Directions. Reproduce the entire listing word for word.

Dataset entries.
╔══

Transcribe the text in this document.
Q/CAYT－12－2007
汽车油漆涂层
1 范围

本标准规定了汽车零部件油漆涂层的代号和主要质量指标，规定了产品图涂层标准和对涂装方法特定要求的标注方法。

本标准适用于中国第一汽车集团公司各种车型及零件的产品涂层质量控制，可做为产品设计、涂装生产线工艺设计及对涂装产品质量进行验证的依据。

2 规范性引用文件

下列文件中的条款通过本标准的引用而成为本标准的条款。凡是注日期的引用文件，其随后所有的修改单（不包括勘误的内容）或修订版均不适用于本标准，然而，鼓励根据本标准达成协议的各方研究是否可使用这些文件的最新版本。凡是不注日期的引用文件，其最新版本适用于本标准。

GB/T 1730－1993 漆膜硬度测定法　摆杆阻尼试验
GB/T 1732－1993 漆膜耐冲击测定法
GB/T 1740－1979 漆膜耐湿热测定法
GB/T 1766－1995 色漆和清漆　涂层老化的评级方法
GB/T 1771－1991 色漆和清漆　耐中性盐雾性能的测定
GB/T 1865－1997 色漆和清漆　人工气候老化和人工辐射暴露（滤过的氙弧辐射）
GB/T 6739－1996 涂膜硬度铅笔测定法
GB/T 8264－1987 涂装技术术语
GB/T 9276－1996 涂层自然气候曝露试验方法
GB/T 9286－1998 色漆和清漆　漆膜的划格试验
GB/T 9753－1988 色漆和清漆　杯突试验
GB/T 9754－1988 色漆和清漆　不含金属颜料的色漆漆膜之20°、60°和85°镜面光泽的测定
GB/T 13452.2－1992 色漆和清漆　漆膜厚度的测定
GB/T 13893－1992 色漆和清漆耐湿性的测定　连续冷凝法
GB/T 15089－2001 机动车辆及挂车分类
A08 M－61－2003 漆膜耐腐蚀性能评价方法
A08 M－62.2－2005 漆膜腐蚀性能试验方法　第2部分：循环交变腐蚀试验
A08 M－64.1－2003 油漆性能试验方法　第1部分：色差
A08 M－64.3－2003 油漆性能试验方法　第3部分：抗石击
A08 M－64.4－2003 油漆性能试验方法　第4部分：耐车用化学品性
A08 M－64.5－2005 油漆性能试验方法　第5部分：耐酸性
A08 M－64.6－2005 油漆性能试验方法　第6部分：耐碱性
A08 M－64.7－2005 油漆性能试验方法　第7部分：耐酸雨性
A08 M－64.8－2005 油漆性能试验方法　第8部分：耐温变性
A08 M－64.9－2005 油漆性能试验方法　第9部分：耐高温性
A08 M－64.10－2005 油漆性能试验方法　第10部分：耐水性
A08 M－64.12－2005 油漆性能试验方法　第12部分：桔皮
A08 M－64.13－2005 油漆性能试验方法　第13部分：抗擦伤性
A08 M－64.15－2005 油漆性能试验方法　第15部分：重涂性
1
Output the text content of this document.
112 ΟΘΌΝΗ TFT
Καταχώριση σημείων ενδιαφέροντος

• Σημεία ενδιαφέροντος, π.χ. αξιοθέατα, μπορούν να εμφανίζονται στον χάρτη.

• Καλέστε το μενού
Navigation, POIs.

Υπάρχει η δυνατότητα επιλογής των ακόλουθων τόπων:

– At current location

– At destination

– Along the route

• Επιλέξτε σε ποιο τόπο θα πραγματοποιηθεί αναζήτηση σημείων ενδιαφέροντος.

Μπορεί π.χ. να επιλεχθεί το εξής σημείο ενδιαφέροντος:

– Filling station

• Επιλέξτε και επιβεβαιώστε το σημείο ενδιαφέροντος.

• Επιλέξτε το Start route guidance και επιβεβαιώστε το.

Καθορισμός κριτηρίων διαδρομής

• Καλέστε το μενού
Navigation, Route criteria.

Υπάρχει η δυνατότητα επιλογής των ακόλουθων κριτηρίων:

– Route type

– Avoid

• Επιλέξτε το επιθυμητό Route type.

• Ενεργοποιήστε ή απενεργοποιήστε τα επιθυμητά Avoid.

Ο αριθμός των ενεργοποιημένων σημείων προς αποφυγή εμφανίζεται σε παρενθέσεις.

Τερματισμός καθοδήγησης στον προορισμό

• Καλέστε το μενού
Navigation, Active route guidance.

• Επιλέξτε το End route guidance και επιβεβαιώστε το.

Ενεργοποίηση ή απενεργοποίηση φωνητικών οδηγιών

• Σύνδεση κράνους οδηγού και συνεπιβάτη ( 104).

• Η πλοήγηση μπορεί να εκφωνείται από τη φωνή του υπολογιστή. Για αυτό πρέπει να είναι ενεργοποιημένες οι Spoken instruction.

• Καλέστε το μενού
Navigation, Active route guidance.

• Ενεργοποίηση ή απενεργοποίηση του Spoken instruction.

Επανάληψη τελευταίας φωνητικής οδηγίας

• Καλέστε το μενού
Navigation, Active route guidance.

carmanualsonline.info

╚══

Task response.
Transcribe the text in this document.
Q/CAYT－12－2007
汽车油漆涂层
1 范围

本标准规定了汽车零部件油漆涂层的代号和主要质量指标，规定了产品图涂层标准和对涂装方法特定要求的标注方法。

本标准适用于中国第一汽车集团公司各种车型及零件的产品涂层质量控制，可做为产品设计、涂装生产线工艺设计及对涂装产品质量进行验证的依据。

2 规范性引用文件

下列文件中的条款通过本标准的引用而成为本标准的条款。凡是注日期的引用文件，其随后所有的修改单（不包括勘误的内容）或修订版均不适用于本标准，然而，鼓励根据本标准达成协议的各方研究是否可使用这些文件的最新版本。凡是不注日期的引用文件，其最新版本适用于本标准。

GB/T 1730－1993 漆膜硬度测定法　摆杆阻尼试验
GB/T 1732－1993 漆膜耐冲击测定法
GB/T 1740－1979 漆膜耐湿热测定法
GB/T 1766－1995 色漆和清漆　涂层老化的评级方法
GB/T 1771－1991 色漆和清漆　耐中性盐雾性能的测定
GB/T 1865－1997 色漆和清漆　人工气候老化和人工辐射暴露（滤过的氙弧辐射）
GB/T 6739－1996 涂膜硬度铅笔测定法
GB/T 8264－1987 涂装技术术语
GB/T 9276－1996 涂层自然气候曝露试验方法
GB/T 9286－1998 色漆和清漆　漆膜的划格试验
GB/T 9753－1988 色漆和清漆　杯突试验
GB/T 9754－1988 色漆和清漆　不含金属颜料的色漆漆膜之20°、60°和85°镜面光泽的测定
GB/T 13452.2－1992 色漆和清漆　漆膜厚度的测定
GB/T 13893－1992 色漆和清漆耐湿性的测定　连续冷凝法
GB/T 15089－2001 机动车辆及挂车分类
A08 M－61－2003 漆膜耐腐蚀性能评价方法
A08 M－62.2－2005 漆膜腐蚀性能试验方法　第2部分：循环交变腐蚀试验
A08 M－64.1－2003 油漆性能试验方法　第1部分：色差
A08 M－64.3－2003 油漆性能试验方法　第3部分：抗石击
A08 M－64.4－2003 油漆性能试验方法　第4部分：耐车用化学品性
A08 M－64.5－2005 油漆性能试验方法　第5部分：耐酸性
A08 M－64.6－2005 油漆性能试验方法　第6部分：耐碱性
A08 M－64.7－2005 油漆性能试验方法　第7部分：耐酸雨性
A08 M－64.8－2005 油漆性能试验方法　第8部分：耐温变性
A08 M－64.9－2005 油漆性能试验方法　第9部分：耐高温性
A08 M－64.10－2005 油漆性能试验方法　第10部分：耐水性
A08 M－64.12－2005 油漆性能试验方法　第12部分：桔皮
A08 M－64.13－2005 油漆性能试验方法　第13部分：抗擦伤性
A08 M－64.15－2005 油漆性能试验方法　第15部分：重涂性
1
Output the text content of this document.
112 ΟΘΌΝΗ TFT
Καταχώριση σημείων ενδιαφέροντος

• Σημεία ενδιαφέροντος, π.χ. αξιοθέατα, μπορούν να εμφανίζονται στον χάρτη.

• Καλέστε το μενού
Navigation, POIs.

Υπάρχει η δυνατότητα επιλογής των ακόλουθων τόπων:

– At current location

– At destination

– Along the route

• Επιλέξτε σε ποιο τόπο θα πραγματοποιηθεί αναζήτηση σημείων ενδιαφέροντος.

Μπορεί π.χ. να επιλεχθεί το εξής σημείο ενδιαφέροντος:

– Filling station

• Επιλέξτε και επιβεβαιώστε το σημείο ενδιαφέροντος.

• Επιλέξτε το Start route guidance και επιβεβαιώστε το.

Καθορισμός κριτηρίων διαδρομής

• Καλέστε το μενού
Navigation, Route criteria.

Υπάρχει η δυνατότητα επιλογής των ακόλουθων κριτηρίων:

– Route type

– Avoid

• Επιλέξτε το επιθυμητό Route type.

• Ενεργοποιήστε ή απενεργοποιήστε τα επιθυμητά Avoid.

Ο αριθμός των ενεργοποιημένων σημείων προς αποφυγή εμφανίζεται σε παρενθέσεις.

Τερματισμός καθοδήγησης στον προορισμό

• Καλέστε το μενού
Navigation, Active route guidance.

• Επιλέξτε το End route guidance και επιβεβαιώστε το.

Ενεργοποίηση ή απενεργοποίηση φωνητικών οδηγιών

• Σύνδεση κράνους οδηγού και συνεπιβάτη ( 104).

• Η πλοήγηση μπορεί να εκφωνείται από τη φωνή του υπολογιστή. Για αυτό πρέπει να είναι ενεργοποιημένες οι Spoken instruction.

• Καλέστε το μενού
Navigation, Active route guidance.

• Ενεργοποίηση ή απενεργοποίηση του Spoken instruction.

Επανάληψη τελευταίας φωνητικής οδηγίας

• Καλέστε το μενού
Navigation, Active route guidance.

carmanualsonline.info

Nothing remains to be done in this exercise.